WORK TO BE COMPLETED — Gather up all lines that carry the word "color".

## start DATASET RECORDS

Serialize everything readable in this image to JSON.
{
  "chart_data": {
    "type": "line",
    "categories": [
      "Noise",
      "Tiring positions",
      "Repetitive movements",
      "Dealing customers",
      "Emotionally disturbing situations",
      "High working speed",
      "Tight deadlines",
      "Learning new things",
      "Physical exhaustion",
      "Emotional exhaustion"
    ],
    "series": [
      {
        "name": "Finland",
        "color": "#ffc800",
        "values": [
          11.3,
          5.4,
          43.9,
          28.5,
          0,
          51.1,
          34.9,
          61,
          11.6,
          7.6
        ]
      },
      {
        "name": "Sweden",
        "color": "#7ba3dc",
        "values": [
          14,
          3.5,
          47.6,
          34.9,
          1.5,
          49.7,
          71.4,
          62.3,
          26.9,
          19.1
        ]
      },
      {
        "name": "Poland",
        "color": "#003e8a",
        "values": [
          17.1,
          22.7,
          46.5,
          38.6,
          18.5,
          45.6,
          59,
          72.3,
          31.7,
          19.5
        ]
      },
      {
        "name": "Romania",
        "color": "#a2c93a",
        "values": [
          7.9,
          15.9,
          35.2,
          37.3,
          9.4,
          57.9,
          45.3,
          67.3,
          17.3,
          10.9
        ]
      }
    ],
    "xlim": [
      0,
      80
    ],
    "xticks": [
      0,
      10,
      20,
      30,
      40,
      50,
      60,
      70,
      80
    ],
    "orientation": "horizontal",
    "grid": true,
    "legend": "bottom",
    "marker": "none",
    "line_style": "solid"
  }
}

## end DATASET RECORDS

SOLUTION TO THIS TASK —
        "color": "#ffc800",
        "color": "#7ba3dc",
        "color": "#003e8a",
        "color": "#a2c93a",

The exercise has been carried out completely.